Locate the lines that hold the string "Trong". Copy every such line.
----------------
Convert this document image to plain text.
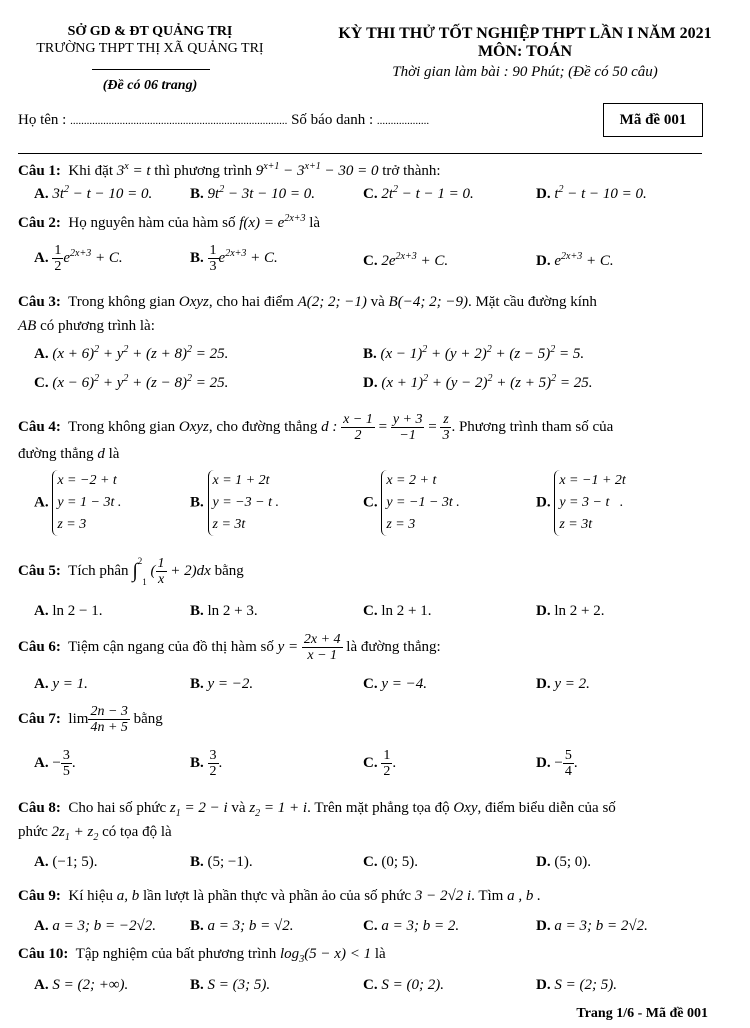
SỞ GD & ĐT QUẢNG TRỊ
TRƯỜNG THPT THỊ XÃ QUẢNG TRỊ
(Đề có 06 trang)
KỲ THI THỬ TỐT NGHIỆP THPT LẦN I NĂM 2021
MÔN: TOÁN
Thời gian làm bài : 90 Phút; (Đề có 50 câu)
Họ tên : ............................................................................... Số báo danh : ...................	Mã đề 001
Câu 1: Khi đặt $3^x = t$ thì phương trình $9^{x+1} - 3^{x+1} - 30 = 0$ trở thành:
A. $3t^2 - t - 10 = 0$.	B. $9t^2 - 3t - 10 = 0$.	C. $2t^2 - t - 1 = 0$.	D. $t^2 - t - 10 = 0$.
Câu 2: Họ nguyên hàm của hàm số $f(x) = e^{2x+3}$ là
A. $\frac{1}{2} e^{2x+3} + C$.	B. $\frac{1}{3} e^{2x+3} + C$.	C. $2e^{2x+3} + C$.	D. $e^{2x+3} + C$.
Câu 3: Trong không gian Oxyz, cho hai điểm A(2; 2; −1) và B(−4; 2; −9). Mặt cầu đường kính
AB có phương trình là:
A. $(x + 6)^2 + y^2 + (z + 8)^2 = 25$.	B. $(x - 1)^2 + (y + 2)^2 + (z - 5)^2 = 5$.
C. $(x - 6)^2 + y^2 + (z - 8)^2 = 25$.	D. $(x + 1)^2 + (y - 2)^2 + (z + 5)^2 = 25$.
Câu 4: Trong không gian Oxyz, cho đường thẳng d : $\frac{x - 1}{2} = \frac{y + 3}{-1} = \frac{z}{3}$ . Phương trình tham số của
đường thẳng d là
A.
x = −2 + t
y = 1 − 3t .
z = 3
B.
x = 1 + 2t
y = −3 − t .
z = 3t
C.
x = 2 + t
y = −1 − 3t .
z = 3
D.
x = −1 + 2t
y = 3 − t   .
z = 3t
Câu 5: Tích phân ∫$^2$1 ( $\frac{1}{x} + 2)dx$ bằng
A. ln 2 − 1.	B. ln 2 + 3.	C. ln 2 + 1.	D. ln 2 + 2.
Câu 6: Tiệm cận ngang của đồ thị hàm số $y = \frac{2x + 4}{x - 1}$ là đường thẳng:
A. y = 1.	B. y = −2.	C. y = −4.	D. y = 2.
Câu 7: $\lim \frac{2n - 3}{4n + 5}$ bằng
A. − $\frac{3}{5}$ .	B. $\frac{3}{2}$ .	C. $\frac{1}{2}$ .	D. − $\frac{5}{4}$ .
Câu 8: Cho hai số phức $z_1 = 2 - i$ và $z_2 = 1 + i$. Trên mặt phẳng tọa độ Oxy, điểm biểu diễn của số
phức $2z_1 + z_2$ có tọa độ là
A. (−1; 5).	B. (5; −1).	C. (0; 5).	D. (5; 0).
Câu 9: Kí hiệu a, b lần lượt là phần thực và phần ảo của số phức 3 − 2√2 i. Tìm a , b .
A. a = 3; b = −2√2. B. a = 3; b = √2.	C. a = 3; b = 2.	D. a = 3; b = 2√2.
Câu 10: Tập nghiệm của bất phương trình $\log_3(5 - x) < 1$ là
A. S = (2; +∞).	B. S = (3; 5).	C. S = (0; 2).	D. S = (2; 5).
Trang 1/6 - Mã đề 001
----------------
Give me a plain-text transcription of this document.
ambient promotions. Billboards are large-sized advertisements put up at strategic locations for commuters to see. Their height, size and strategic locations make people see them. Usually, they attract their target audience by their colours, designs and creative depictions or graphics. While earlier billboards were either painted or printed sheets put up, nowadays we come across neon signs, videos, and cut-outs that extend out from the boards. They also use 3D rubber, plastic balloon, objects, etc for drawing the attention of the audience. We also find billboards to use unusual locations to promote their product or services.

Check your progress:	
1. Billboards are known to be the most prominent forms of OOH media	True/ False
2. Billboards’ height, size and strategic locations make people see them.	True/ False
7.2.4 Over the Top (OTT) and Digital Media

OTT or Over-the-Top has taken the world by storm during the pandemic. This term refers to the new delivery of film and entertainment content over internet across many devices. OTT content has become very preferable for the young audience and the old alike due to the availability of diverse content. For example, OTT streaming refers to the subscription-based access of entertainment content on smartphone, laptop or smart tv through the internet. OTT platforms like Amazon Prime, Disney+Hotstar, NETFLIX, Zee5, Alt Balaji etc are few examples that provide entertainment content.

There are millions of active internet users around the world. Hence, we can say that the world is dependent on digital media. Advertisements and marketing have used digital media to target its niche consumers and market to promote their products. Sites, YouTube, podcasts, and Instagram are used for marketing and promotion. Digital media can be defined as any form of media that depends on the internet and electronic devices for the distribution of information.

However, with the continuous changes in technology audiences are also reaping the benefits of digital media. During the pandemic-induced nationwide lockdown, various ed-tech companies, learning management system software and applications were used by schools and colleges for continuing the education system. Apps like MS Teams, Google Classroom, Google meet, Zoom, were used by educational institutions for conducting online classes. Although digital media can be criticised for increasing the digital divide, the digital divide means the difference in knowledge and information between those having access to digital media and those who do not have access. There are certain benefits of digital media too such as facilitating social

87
----------------
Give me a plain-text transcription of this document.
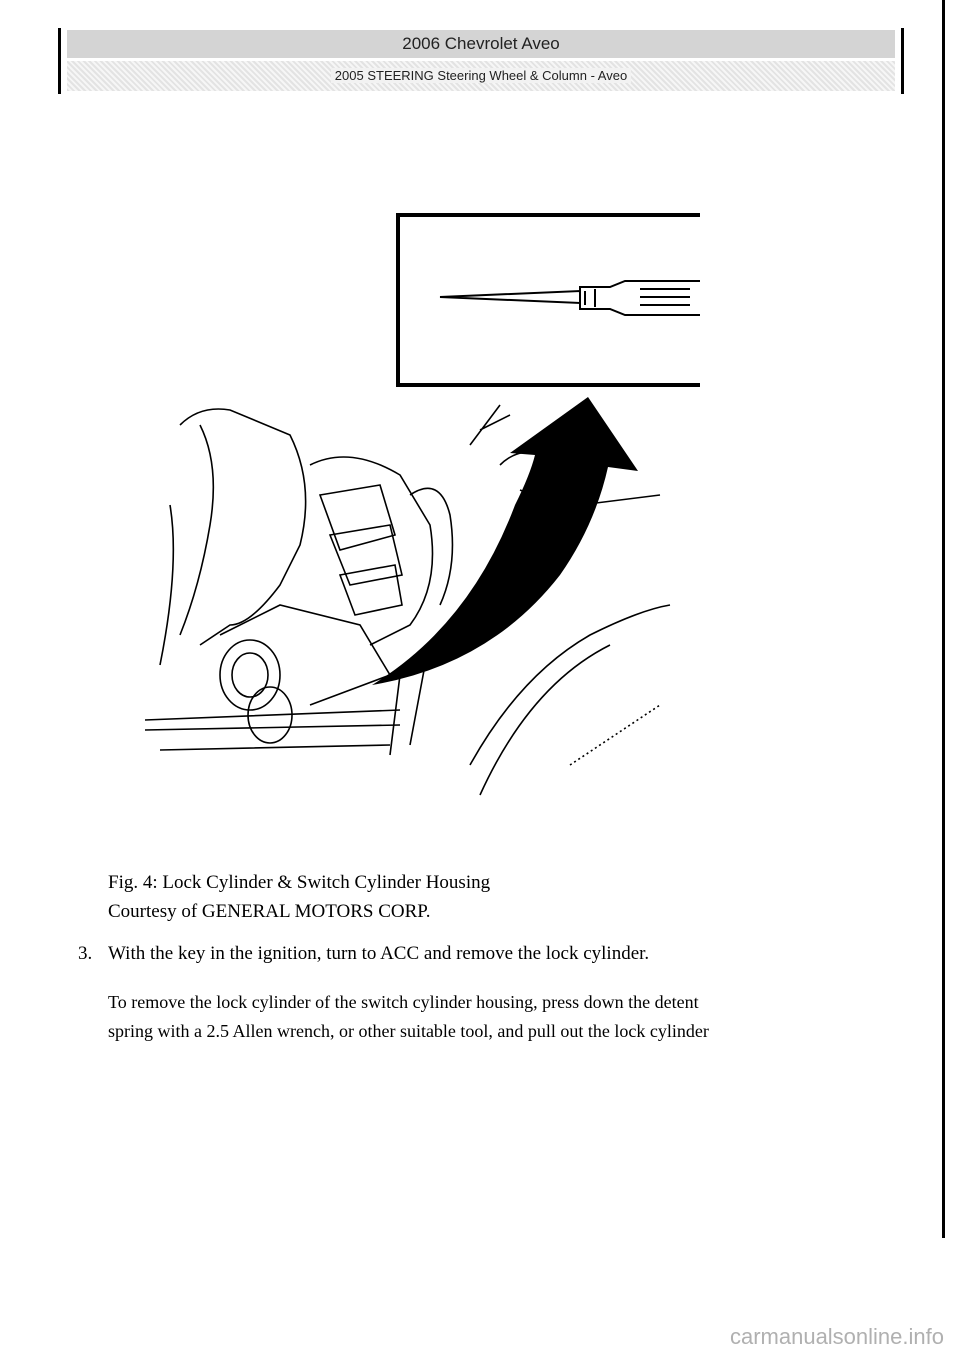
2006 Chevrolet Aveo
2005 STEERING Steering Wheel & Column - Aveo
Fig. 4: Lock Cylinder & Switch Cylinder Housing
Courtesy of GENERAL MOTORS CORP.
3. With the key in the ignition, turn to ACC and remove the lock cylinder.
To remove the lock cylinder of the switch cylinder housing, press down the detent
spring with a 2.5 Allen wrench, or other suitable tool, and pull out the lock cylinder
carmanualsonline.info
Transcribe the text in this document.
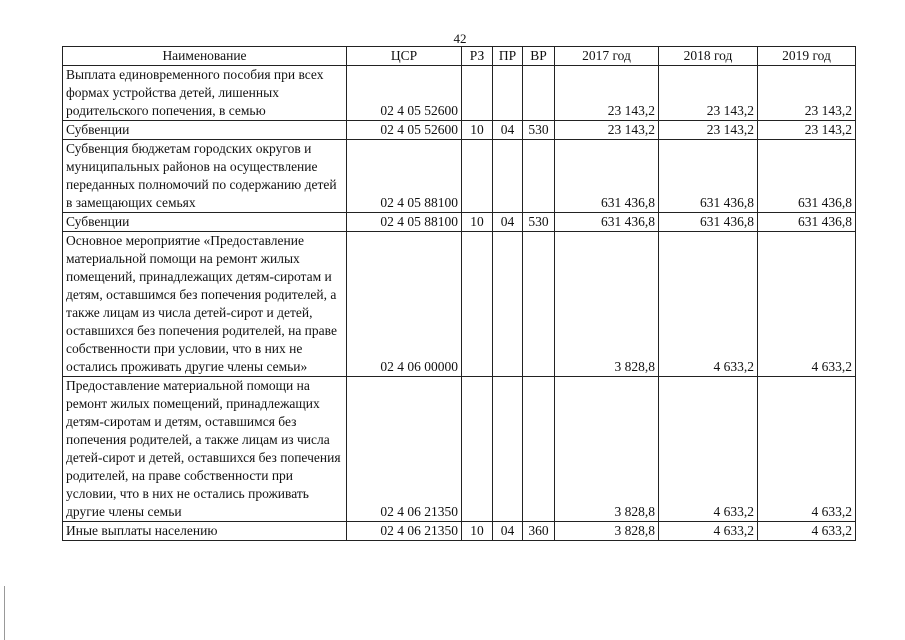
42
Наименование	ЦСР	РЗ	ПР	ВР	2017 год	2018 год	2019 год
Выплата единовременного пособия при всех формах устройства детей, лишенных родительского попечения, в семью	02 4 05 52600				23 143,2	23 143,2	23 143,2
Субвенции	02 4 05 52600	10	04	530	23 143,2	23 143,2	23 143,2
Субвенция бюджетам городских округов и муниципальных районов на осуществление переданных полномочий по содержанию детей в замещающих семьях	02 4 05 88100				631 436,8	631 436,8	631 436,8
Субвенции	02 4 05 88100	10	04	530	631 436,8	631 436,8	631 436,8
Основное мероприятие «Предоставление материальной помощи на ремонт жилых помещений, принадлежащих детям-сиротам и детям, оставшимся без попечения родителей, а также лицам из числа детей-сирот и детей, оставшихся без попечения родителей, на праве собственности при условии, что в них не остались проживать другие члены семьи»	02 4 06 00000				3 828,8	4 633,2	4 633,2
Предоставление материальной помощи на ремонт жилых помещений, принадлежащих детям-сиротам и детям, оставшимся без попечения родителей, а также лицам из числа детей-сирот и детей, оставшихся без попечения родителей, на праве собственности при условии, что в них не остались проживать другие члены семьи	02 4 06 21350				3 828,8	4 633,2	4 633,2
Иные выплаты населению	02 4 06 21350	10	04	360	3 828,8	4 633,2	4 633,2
----------------
EXERCISE RESPONSE:
Câu 3: Trong không gian Oxyz, cho hai điểm A(2; 2; −1) và B(−4; 2; −9). Mặt cầu đường kính
Câu 4: Trong không gian Oxyz, cho đường thẳng d : $\frac{x - 1}{2} = \frac{y + 3}{-1} = \frac{z}{3}$ . Phương trình tham số của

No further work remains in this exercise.